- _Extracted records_
[start]

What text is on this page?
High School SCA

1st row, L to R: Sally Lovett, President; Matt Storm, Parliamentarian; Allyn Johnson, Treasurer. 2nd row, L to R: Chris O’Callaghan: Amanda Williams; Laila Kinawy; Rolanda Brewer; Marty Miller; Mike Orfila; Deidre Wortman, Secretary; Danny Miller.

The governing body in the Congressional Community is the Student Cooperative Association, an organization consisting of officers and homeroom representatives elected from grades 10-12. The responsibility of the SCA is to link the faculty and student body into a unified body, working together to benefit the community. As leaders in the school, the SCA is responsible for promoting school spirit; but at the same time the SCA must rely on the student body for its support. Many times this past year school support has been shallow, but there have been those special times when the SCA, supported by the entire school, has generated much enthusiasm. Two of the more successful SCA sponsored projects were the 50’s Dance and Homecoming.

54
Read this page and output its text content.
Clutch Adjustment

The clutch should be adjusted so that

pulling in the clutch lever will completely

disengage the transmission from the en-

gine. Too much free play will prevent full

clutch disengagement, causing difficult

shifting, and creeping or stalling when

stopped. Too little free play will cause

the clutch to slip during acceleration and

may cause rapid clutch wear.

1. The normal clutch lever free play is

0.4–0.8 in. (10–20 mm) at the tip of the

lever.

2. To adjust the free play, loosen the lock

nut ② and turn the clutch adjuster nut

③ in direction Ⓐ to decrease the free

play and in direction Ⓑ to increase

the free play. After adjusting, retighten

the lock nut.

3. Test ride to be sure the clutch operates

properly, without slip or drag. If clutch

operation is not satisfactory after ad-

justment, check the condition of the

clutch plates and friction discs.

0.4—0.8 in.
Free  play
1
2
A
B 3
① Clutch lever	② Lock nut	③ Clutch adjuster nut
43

[end]

- _EXERCISE_
Type the whole listing again, unaltered.

- _RESPONSE FOR THIS EXERCISE_
What text is on this page?
High School SCA

1st row, L to R: Sally Lovett, President; Matt Storm, Parliamentarian; Allyn Johnson, Treasurer. 2nd row, L to R: Chris O’Callaghan: Amanda Williams; Laila Kinawy; Rolanda Brewer; Marty Miller; Mike Orfila; Deidre Wortman, Secretary; Danny Miller.

The governing body in the Congressional Community is the Student Cooperative Association, an organization consisting of officers and homeroom representatives elected from grades 10-12. The responsibility of the SCA is to link the faculty and student body into a unified body, working together to benefit the community. As leaders in the school, the SCA is responsible for promoting school spirit; but at the same time the SCA must rely on the student body for its support. Many times this past year school support has been shallow, but there have been those special times when the SCA, supported by the entire school, has generated much enthusiasm. Two of the more successful SCA sponsored projects were the 50’s Dance and Homecoming.

54
Read this page and output its text content.
Clutch Adjustment

The clutch should be adjusted so that

pulling in the clutch lever will completely

disengage the transmission from the en-

gine. Too much free play will prevent full

clutch disengagement, causing difficult

shifting, and creeping or stalling when

stopped. Too little free play will cause

the clutch to slip during acceleration and

may cause rapid clutch wear.

1. The normal clutch lever free play is

0.4–0.8 in. (10–20 mm) at the tip of the

lever.

2. To adjust the free play, loosen the lock

nut ② and turn the clutch adjuster nut

③ in direction Ⓐ to decrease the free

play and in direction Ⓑ to increase

the free play. After adjusting, retighten

the lock nut.

3. Test ride to be sure the clutch operates

properly, without slip or drag. If clutch

operation is not satisfactory after ad-

justment, check the condition of the

clutch plates and friction discs.

0.4—0.8 in.
Free  play
1
2
A
B 3
① Clutch lever	② Lock nut	③ Clutch adjuster nut
43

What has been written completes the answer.